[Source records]
======
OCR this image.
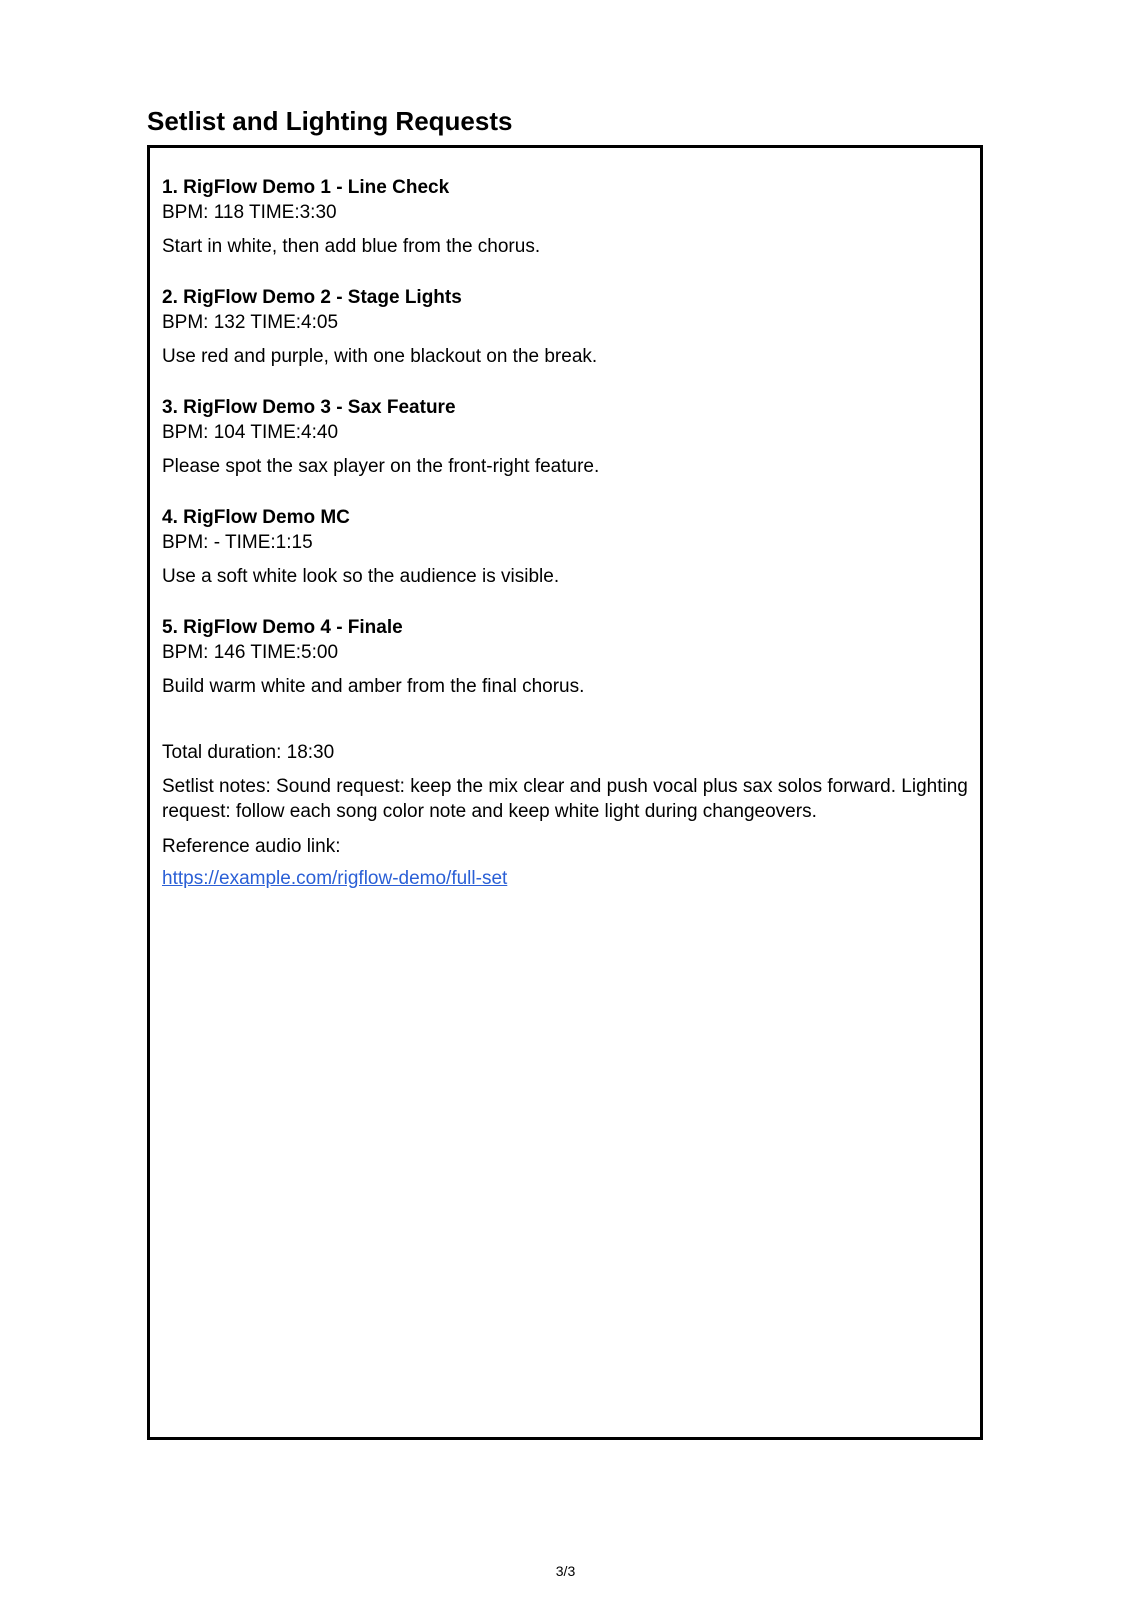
Setlist and Lighting Requests
1. RigFlow Demo 1 - Line Check
BPM: 118 TIME:3:30
Start in white, then add blue from the chorus.
2. RigFlow Demo 2 - Stage Lights
BPM: 132 TIME:4:05
Use red and purple, with one blackout on the break.
3. RigFlow Demo 3 - Sax Feature
BPM: 104 TIME:4:40
Please spot the sax player on the front-right feature.
4. RigFlow Demo MC
BPM: - TIME:1:15
Use a soft white look so the audience is visible.
5. RigFlow Demo 4 - Finale
BPM: 146 TIME:5:00
Build warm white and amber from the final chorus.
Total duration: 18:30
Setlist notes: Sound request: keep the mix clear and push vocal plus sax solos forward. Lighting request: follow each song color note and keep white light during changeovers.
Reference audio link:
https://example.com/rigflow-demo/full-set
3/3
======
> **Instructions to follow**
Leave out the pictures and copy everything else in the records word for word.

> **Written reply**
OCR this image.
Setlist and Lighting Requests
1. RigFlow Demo 1 - Line Check
BPM: 118 TIME:3:30
Start in white, then add blue from the chorus.
2. RigFlow Demo 2 - Stage Lights
BPM: 132 TIME:4:05
Use red and purple, with one blackout on the break.
3. RigFlow Demo 3 - Sax Feature
BPM: 104 TIME:4:40
Please spot the sax player on the front-right feature.
4. RigFlow Demo MC
BPM: - TIME:1:15
Use a soft white look so the audience is visible.
5. RigFlow Demo 4 - Finale
BPM: 146 TIME:5:00
Build warm white and amber from the final chorus.
Total duration: 18:30
Setlist notes: Sound request: keep the mix clear and push vocal plus sax solos forward. Lighting request: follow each song color note and keep white light during changeovers.
Reference audio link:
https://example.com/rigflow-demo/full-set
3/3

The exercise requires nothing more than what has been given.